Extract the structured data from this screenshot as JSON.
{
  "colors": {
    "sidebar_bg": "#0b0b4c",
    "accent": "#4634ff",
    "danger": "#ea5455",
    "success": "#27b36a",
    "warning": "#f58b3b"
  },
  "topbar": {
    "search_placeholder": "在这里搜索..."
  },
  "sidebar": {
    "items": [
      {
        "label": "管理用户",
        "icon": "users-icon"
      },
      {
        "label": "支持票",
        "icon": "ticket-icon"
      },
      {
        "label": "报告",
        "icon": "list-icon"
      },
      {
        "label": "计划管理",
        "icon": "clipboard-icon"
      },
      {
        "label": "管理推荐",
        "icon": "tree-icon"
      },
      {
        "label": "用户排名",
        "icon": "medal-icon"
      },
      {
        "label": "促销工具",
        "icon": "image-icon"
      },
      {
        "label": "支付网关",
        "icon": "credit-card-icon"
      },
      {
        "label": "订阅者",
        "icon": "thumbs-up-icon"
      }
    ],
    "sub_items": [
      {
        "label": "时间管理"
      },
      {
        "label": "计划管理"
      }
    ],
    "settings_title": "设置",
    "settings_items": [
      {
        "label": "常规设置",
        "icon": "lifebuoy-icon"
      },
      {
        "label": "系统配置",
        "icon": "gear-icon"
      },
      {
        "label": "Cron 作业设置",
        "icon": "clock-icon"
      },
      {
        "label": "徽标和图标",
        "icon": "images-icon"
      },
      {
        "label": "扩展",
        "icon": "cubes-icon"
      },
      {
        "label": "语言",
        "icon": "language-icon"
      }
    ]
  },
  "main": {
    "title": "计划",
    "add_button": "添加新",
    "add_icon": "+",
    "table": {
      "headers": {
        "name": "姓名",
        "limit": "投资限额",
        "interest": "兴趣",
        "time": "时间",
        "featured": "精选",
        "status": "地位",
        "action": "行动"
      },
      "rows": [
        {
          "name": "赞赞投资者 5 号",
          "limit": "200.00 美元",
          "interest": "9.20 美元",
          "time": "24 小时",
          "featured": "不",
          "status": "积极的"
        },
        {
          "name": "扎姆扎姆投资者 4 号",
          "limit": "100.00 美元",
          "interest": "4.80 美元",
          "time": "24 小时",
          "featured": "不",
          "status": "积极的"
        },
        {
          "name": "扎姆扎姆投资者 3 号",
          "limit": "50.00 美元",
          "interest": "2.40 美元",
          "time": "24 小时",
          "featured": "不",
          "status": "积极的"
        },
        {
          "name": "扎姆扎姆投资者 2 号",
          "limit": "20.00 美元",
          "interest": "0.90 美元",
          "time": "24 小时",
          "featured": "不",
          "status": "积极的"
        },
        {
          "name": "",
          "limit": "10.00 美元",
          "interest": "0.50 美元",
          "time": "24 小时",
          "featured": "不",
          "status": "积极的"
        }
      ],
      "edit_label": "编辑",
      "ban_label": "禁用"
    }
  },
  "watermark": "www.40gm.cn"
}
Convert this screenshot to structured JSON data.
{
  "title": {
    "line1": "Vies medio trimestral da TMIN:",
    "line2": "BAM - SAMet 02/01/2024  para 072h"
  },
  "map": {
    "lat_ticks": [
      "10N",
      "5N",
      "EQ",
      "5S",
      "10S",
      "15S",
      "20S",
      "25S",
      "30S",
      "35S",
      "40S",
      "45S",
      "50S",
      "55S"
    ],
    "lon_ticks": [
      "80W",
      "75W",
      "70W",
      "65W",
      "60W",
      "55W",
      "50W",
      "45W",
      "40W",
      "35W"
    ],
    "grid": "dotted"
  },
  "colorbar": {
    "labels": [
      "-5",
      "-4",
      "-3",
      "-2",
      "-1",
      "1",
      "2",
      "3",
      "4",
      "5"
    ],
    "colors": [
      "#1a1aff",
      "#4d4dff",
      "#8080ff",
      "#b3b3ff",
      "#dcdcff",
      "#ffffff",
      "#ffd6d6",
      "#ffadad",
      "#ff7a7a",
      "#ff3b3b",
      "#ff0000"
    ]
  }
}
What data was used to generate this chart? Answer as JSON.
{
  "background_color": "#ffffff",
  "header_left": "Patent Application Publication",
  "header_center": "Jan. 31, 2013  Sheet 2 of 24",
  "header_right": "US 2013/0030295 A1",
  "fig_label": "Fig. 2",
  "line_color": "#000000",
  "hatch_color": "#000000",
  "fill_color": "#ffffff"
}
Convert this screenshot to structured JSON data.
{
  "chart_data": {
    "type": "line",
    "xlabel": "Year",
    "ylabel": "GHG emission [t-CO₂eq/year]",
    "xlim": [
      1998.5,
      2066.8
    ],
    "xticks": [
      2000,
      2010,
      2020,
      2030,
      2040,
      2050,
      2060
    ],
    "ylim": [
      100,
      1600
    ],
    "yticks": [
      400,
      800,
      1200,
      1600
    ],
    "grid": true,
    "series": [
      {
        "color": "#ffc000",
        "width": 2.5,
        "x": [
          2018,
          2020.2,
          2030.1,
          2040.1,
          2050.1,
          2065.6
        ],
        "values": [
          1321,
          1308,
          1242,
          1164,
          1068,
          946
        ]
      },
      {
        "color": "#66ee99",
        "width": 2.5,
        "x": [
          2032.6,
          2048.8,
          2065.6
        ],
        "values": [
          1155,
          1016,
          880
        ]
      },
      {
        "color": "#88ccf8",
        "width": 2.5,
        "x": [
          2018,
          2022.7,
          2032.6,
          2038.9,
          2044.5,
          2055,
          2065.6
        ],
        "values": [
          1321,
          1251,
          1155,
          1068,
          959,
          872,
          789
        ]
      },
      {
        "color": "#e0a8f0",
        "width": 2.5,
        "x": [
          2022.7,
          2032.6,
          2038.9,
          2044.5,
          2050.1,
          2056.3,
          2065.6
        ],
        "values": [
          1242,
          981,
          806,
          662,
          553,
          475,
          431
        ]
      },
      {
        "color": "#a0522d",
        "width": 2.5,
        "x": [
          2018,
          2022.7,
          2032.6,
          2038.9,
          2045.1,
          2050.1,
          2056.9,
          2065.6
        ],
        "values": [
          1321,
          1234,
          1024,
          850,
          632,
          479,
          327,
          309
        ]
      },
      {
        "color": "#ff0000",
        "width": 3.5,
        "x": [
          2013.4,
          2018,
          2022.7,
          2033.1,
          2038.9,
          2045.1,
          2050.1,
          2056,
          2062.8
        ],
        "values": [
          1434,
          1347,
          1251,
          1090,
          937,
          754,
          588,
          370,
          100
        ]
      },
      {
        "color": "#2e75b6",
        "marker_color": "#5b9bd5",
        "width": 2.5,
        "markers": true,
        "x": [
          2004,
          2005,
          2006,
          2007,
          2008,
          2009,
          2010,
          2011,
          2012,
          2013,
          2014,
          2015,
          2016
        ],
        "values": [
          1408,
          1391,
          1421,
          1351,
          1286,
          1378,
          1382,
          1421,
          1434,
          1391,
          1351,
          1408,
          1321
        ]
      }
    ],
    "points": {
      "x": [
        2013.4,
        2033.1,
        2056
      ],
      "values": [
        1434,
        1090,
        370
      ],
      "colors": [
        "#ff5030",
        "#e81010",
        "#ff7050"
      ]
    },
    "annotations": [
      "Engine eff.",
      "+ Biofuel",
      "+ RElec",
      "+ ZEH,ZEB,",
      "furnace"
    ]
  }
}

§ Problem details
Return all of the entries exactly as they were supplied.

§ Task output
Extract the structured data from this screenshot as JSON.
{
  "colors": {
    "sidebar_bg": "#0b0b4c",
    "accent": "#4634ff",
    "danger": "#ea5455",
    "success": "#27b36a",
    "warning": "#f58b3b"
  },
  "topbar": {
    "search_placeholder": "在这里搜索..."
  },
  "sidebar": {
    "items": [
      {
        "label": "管理用户",
        "icon": "users-icon"
      },
      {
        "label": "支持票",
        "icon": "ticket-icon"
      },
      {
        "label": "报告",
        "icon": "list-icon"
      },
      {
        "label": "计划管理",
        "icon": "clipboard-icon"
      },
      {
        "label": "管理推荐",
        "icon": "tree-icon"
      },
      {
        "label": "用户排名",
        "icon": "medal-icon"
      },
      {
        "label": "促销工具",
        "icon": "image-icon"
      },
      {
        "label": "支付网关",
        "icon": "credit-card-icon"
      },
      {
        "label": "订阅者",
        "icon": "thumbs-up-icon"
      }
    ],
    "sub_items": [
      {
        "label": "时间管理"
      },
      {
        "label": "计划管理"
      }
    ],
    "settings_title": "设置",
    "settings_items": [
      {
        "label": "常规设置",
        "icon": "lifebuoy-icon"
      },
      {
        "label": "系统配置",
        "icon": "gear-icon"
      },
      {
        "label": "Cron 作业设置",
        "icon": "clock-icon"
      },
      {
        "label": "徽标和图标",
        "icon": "images-icon"
      },
      {
        "label": "扩展",
        "icon": "cubes-icon"
      },
      {
        "label": "语言",
        "icon": "language-icon"
      }
    ]
  },
  "main": {
    "title": "计划",
    "add_button": "添加新",
    "add_icon": "+",
    "table": {
      "headers": {
        "name": "姓名",
        "limit": "投资限额",
        "interest": "兴趣",
        "time": "时间",
        "featured": "精选",
        "status": "地位",
        "action": "行动"
      },
      "rows": [
        {
          "name": "赞赞投资者 5 号",
          "limit": "200.00 美元",
          "interest": "9.20 美元",
          "time": "24 小时",
          "featured": "不",
          "status": "积极的"
        },
        {
          "name": "扎姆扎姆投资者 4 号",
          "limit": "100.00 美元",
          "interest": "4.80 美元",
          "time": "24 小时",
          "featured": "不",
          "status": "积极的"
        },
        {
          "name": "扎姆扎姆投资者 3 号",
          "limit": "50.00 美元",
          "interest": "2.40 美元",
          "time": "24 小时",
          "featured": "不",
          "status": "积极的"
        },
        {
          "name": "扎姆扎姆投资者 2 号",
          "limit": "20.00 美元",
          "interest": "0.90 美元",
          "time": "24 小时",
          "featured": "不",
          "status": "积极的"
        },
        {
          "name": "",
          "limit": "10.00 美元",
          "interest": "0.50 美元",
          "time": "24 小时",
          "featured": "不",
          "status": "积极的"
        }
      ],
      "edit_label": "编辑",
      "ban_label": "禁用"
    }
  },
  "watermark": "www.40gm.cn"
}
Convert this screenshot to structured JSON data.
{
  "title": {
    "line1": "Vies medio trimestral da TMIN:",
    "line2": "BAM - SAMet 02/01/2024  para 072h"
  },
  "map": {
    "lat_ticks": [
      "10N",
      "5N",
      "EQ",
      "5S",
      "10S",
      "15S",
      "20S",
      "25S",
      "30S",
      "35S",
      "40S",
      "45S",
      "50S",
      "55S"
    ],
    "lon_ticks": [
      "80W",
      "75W",
      "70W",
      "65W",
      "60W",
      "55W",
      "50W",
      "45W",
      "40W",
      "35W"
    ],
    "grid": "dotted"
  },
  "colorbar": {
    "labels": [
      "-5",
      "-4",
      "-3",
      "-2",
      "-1",
      "1",
      "2",
      "3",
      "4",
      "5"
    ],
    "colors": [
      "#1a1aff",
      "#4d4dff",
      "#8080ff",
      "#b3b3ff",
      "#dcdcff",
      "#ffffff",
      "#ffd6d6",
      "#ffadad",
      "#ff7a7a",
      "#ff3b3b",
      "#ff0000"
    ]
  }
}
What data was used to generate this chart? Answer as JSON.
{
  "background_color": "#ffffff",
  "header_left": "Patent Application Publication",
  "header_center": "Jan. 31, 2013  Sheet 2 of 24",
  "header_right": "US 2013/0030295 A1",
  "fig_label": "Fig. 2",
  "line_color": "#000000",
  "hatch_color": "#000000",
  "fill_color": "#ffffff"
}
Convert this screenshot to structured JSON data.
{
  "chart_data": {
    "type": "line",
    "xlabel": "Year",
    "ylabel": "GHG emission [t-CO₂eq/year]",
    "xlim": [
      1998.5,
      2066.8
    ],
    "xticks": [
      2000,
      2010,
      2020,
      2030,
      2040,
      2050,
      2060
    ],
    "ylim": [
      100,
      1600
    ],
    "yticks": [
      400,
      800,
      1200,
      1600
    ],
    "grid": true,
    "series": [
      {
        "color": "#ffc000",
        "width": 2.5,
        "x": [
          2018,
          2020.2,
          2030.1,
          2040.1,
          2050.1,
          2065.6
        ],
        "values": [
          1321,
          1308,
          1242,
          1164,
          1068,
          946
        ]
      },
      {
        "color": "#66ee99",
        "width": 2.5,
        "x": [
          2032.6,
          2048.8,
          2065.6
        ],
        "values": [
          1155,
          1016,
          880
        ]
      },
      {
        "color": "#88ccf8",
        "width": 2.5,
        "x": [
          2018,
          2022.7,
          2032.6,
          2038.9,
          2044.5,
          2055,
          2065.6
        ],
        "values": [
          1321,
          1251,
          1155,
          1068,
          959,
          872,
          789
        ]
      },
      {
        "color": "#e0a8f0",
        "width": 2.5,
        "x": [
          2022.7,
          2032.6,
          2038.9,
          2044.5,
          2050.1,
          2056.3,
          2065.6
        ],
        "values": [
          1242,
          981,
          806,
          662,
          553,
          475,
          431
        ]
      },
      {
        "color": "#a0522d",
        "width": 2.5,
        "x": [
          2018,
          2022.7,
          2032.6,
          2038.9,
          2045.1,
          2050.1,
          2056.9,
          2065.6
        ],
        "values": [
          1321,
          1234,
          1024,
          850,
          632,
          479,
          327,
          309
        ]
      },
      {
        "color": "#ff0000",
        "width": 3.5,
        "x": [
          2013.4,
          2018,
          2022.7,
          2033.1,
          2038.9,
          2045.1,
          2050.1,
          2056,
          2062.8
        ],
        "values": [
          1434,
          1347,
          1251,
          1090,
          937,
          754,
          588,
          370,
          100
        ]
      },
      {
        "color": "#2e75b6",
        "marker_color": "#5b9bd5",
        "width": 2.5,
        "markers": true,
        "x": [
          2004,
          2005,
          2006,
          2007,
          2008,
          2009,
          2010,
          2011,
          2012,
          2013,
          2014,
          2015,
          2016
        ],
        "values": [
          1408,
          1391,
          1421,
          1351,
          1286,
          1378,
          1382,
          1421,
          1434,
          1391,
          1351,
          1408,
          1321
        ]
      }
    ],
    "points": {
      "x": [
        2013.4,
        2033.1,
        2056
      ],
      "values": [
        1434,
        1090,
        370
      ],
      "colors": [
        "#ff5030",
        "#e81010",
        "#ff7050"
      ]
    },
    "annotations": [
      "Engine eff.",
      "+ Biofuel",
      "+ RElec",
      "+ ZEH,ZEB,",
      "furnace"
    ]
  }
}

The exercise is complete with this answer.